TASK PROMPT: Below is some material; transcribe all of it exactly.
****************
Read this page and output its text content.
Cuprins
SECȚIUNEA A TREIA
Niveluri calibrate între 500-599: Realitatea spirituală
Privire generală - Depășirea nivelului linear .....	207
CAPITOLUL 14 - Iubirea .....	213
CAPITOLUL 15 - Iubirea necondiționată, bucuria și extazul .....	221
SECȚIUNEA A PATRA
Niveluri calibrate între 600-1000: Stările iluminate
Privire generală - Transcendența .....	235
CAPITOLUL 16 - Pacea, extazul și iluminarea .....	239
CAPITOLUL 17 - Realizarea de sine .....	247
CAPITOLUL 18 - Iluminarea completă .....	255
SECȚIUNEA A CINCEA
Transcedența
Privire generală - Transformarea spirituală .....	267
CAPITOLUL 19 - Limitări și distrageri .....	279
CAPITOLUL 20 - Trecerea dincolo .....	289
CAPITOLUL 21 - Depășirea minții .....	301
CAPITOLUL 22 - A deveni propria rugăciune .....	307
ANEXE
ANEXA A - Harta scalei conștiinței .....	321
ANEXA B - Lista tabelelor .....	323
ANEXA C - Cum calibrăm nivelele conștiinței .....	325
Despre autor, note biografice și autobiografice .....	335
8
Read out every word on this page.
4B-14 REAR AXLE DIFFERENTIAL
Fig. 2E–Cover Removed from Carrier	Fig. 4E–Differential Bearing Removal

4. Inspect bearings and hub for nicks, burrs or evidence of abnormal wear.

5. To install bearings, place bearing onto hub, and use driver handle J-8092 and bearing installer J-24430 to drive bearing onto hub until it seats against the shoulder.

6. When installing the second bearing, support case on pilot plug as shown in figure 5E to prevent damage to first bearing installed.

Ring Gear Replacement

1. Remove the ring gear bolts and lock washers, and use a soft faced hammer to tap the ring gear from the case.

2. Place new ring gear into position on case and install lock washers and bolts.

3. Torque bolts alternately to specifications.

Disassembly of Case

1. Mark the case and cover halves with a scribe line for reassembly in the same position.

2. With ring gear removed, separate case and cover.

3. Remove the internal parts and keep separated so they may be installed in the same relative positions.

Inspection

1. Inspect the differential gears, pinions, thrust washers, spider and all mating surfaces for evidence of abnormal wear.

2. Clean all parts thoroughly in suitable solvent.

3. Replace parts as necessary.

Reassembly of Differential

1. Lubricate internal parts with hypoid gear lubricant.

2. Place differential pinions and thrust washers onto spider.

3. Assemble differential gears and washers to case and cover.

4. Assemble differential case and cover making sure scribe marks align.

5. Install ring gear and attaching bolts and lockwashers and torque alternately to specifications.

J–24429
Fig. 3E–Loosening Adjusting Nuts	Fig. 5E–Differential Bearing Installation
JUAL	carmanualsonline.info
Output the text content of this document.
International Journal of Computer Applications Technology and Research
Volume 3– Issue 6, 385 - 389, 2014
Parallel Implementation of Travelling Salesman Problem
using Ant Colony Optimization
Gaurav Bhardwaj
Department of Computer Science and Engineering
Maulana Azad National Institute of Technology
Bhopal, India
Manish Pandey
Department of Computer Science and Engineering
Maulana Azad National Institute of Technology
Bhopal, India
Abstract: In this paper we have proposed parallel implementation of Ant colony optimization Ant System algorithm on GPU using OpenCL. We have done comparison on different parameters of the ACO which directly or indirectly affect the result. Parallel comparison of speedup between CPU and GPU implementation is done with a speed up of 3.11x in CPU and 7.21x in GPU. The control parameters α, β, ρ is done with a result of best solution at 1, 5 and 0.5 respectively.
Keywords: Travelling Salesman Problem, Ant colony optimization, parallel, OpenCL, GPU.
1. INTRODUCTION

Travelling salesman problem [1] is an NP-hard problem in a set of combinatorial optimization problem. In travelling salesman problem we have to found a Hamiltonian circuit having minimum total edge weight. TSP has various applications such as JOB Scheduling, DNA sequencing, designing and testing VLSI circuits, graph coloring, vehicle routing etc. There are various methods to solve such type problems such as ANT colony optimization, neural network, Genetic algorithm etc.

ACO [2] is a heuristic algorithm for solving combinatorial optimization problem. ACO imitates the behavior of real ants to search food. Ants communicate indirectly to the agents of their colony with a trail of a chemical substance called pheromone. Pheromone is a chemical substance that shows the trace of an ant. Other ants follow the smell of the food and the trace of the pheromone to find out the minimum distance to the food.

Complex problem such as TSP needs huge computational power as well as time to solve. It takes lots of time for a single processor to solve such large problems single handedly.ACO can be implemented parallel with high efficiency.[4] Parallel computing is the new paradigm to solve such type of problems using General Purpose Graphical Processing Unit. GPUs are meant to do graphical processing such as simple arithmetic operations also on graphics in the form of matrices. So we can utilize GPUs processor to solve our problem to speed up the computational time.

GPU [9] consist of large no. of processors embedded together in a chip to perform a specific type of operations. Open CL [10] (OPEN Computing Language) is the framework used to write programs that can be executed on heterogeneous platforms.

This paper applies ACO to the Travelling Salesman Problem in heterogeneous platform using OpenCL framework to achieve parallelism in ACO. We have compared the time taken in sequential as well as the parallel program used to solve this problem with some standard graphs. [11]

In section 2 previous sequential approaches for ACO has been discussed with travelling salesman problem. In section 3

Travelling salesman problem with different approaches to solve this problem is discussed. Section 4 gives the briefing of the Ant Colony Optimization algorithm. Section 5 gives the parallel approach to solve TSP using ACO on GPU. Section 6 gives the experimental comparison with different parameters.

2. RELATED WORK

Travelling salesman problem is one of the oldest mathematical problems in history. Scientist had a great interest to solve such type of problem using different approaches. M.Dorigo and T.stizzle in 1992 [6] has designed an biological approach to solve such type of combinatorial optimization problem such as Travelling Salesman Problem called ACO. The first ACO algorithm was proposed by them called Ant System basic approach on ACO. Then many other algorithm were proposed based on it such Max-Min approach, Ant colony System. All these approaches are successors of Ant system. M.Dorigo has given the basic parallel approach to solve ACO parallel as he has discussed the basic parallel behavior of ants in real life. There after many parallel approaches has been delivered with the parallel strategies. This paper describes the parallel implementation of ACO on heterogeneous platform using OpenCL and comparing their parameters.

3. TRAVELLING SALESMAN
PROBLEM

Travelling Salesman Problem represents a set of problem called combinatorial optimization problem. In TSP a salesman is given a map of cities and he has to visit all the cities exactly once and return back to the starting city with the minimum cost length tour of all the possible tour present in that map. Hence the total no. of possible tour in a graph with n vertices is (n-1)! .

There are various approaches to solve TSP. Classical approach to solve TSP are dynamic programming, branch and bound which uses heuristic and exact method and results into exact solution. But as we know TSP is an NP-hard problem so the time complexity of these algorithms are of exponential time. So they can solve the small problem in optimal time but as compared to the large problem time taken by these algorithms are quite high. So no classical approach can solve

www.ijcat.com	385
****************
EXERCISE ANSWER:
Read this page and output its text content.
Cuprins
SECȚIUNEA A TREIA
Niveluri calibrate între 500-599: Realitatea spirituală
Privire generală - Depășirea nivelului linear .....	207
CAPITOLUL 14 - Iubirea .....	213
CAPITOLUL 15 - Iubirea necondiționată, bucuria și extazul .....	221
SECȚIUNEA A PATRA
Niveluri calibrate între 600-1000: Stările iluminate
Privire generală - Transcendența .....	235
CAPITOLUL 16 - Pacea, extazul și iluminarea .....	239
CAPITOLUL 17 - Realizarea de sine .....	247
CAPITOLUL 18 - Iluminarea completă .....	255
SECȚIUNEA A CINCEA
Transcedența
Privire generală - Transformarea spirituală .....	267
CAPITOLUL 19 - Limitări și distrageri .....	279
CAPITOLUL 20 - Trecerea dincolo .....	289
CAPITOLUL 21 - Depășirea minții .....	301
CAPITOLUL 22 - A deveni propria rugăciune .....	307
ANEXE
ANEXA A - Harta scalei conștiinței .....	321
ANEXA B - Lista tabelelor .....	323
ANEXA C - Cum calibrăm nivelele conștiinței .....	325
Despre autor, note biografice și autobiografice .....	335
8
Read out every word on this page.
4B-14 REAR AXLE DIFFERENTIAL
Fig. 2E–Cover Removed from Carrier	Fig. 4E–Differential Bearing Removal

4. Inspect bearings and hub for nicks, burrs or evidence of abnormal wear.

5. To install bearings, place bearing onto hub, and use driver handle J-8092 and bearing installer J-24430 to drive bearing onto hub until it seats against the shoulder.

6. When installing the second bearing, support case on pilot plug as shown in figure 5E to prevent damage to first bearing installed.

Ring Gear Replacement

1. Remove the ring gear bolts and lock washers, and use a soft faced hammer to tap the ring gear from the case.

2. Place new ring gear into position on case and install lock washers and bolts.

3. Torque bolts alternately to specifications.

Disassembly of Case

1. Mark the case and cover halves with a scribe line for reassembly in the same position.

2. With ring gear removed, separate case and cover.

3. Remove the internal parts and keep separated so they may be installed in the same relative positions.

Inspection

1. Inspect the differential gears, pinions, thrust washers, spider and all mating surfaces for evidence of abnormal wear.

2. Clean all parts thoroughly in suitable solvent.

3. Replace parts as necessary.

Reassembly of Differential

1. Lubricate internal parts with hypoid gear lubricant.

2. Place differential pinions and thrust washers onto spider.

3. Assemble differential gears and washers to case and cover.

4. Assemble differential case and cover making sure scribe marks align.

5. Install ring gear and attaching bolts and lockwashers and torque alternately to specifications.

J–24429
Fig. 3E–Loosening Adjusting Nuts	Fig. 5E–Differential Bearing Installation
JUAL	carmanualsonline.info
Output the text content of this document.
International Journal of Computer Applications Technology and Research
Volume 3– Issue 6, 385 - 389, 2014
Parallel Implementation of Travelling Salesman Problem
using Ant Colony Optimization
Gaurav Bhardwaj
Department of Computer Science and Engineering
Maulana Azad National Institute of Technology
Bhopal, India
Manish Pandey
Department of Computer Science and Engineering
Maulana Azad National Institute of Technology
Bhopal, India
Abstract: In this paper we have proposed parallel implementation of Ant colony optimization Ant System algorithm on GPU using OpenCL. We have done comparison on different parameters of the ACO which directly or indirectly affect the result. Parallel comparison of speedup between CPU and GPU implementation is done with a speed up of 3.11x in CPU and 7.21x in GPU. The control parameters α, β, ρ is done with a result of best solution at 1, 5 and 0.5 respectively.
Keywords: Travelling Salesman Problem, Ant colony optimization, parallel, OpenCL, GPU.
1. INTRODUCTION

Travelling salesman problem [1] is an NP-hard problem in a set of combinatorial optimization problem. In travelling salesman problem we have to found a Hamiltonian circuit having minimum total edge weight. TSP has various applications such as JOB Scheduling, DNA sequencing, designing and testing VLSI circuits, graph coloring, vehicle routing etc. There are various methods to solve such type problems such as ANT colony optimization, neural network, Genetic algorithm etc.

ACO [2] is a heuristic algorithm for solving combinatorial optimization problem. ACO imitates the behavior of real ants to search food. Ants communicate indirectly to the agents of their colony with a trail of a chemical substance called pheromone. Pheromone is a chemical substance that shows the trace of an ant. Other ants follow the smell of the food and the trace of the pheromone to find out the minimum distance to the food.

Complex problem such as TSP needs huge computational power as well as time to solve. It takes lots of time for a single processor to solve such large problems single handedly.ACO can be implemented parallel with high efficiency.[4] Parallel computing is the new paradigm to solve such type of problems using General Purpose Graphical Processing Unit. GPUs are meant to do graphical processing such as simple arithmetic operations also on graphics in the form of matrices. So we can utilize GPUs processor to solve our problem to speed up the computational time.

GPU [9] consist of large no. of processors embedded together in a chip to perform a specific type of operations. Open CL [10] (OPEN Computing Language) is the framework used to write programs that can be executed on heterogeneous platforms.

This paper applies ACO to the Travelling Salesman Problem in heterogeneous platform using OpenCL framework to achieve parallelism in ACO. We have compared the time taken in sequential as well as the parallel program used to solve this problem with some standard graphs. [11]

In section 2 previous sequential approaches for ACO has been discussed with travelling salesman problem. In section 3

Travelling salesman problem with different approaches to solve this problem is discussed. Section 4 gives the briefing of the Ant Colony Optimization algorithm. Section 5 gives the parallel approach to solve TSP using ACO on GPU. Section 6 gives the experimental comparison with different parameters.

2. RELATED WORK

Travelling salesman problem is one of the oldest mathematical problems in history. Scientist had a great interest to solve such type of problem using different approaches. M.Dorigo and T.stizzle in 1992 [6] has designed an biological approach to solve such type of combinatorial optimization problem such as Travelling Salesman Problem called ACO. The first ACO algorithm was proposed by them called Ant System basic approach on ACO. Then many other algorithm were proposed based on it such Max-Min approach, Ant colony System. All these approaches are successors of Ant system. M.Dorigo has given the basic parallel approach to solve ACO parallel as he has discussed the basic parallel behavior of ants in real life. There after many parallel approaches has been delivered with the parallel strategies. This paper describes the parallel implementation of ACO on heterogeneous platform using OpenCL and comparing their parameters.

3. TRAVELLING SALESMAN
PROBLEM

Travelling Salesman Problem represents a set of problem called combinatorial optimization problem. In TSP a salesman is given a map of cities and he has to visit all the cities exactly once and return back to the starting city with the minimum cost length tour of all the possible tour present in that map. Hence the total no. of possible tour in a graph with n vertices is (n-1)! .

There are various approaches to solve TSP. Classical approach to solve TSP are dynamic programming, branch and bound which uses heuristic and exact method and results into exact solution. But as we know TSP is an NP-hard problem so the time complexity of these algorithms are of exponential time. So they can solve the small problem in optimal time but as compared to the large problem time taken by these algorithms are quite high. So no classical approach can solve

www.ijcat.com	385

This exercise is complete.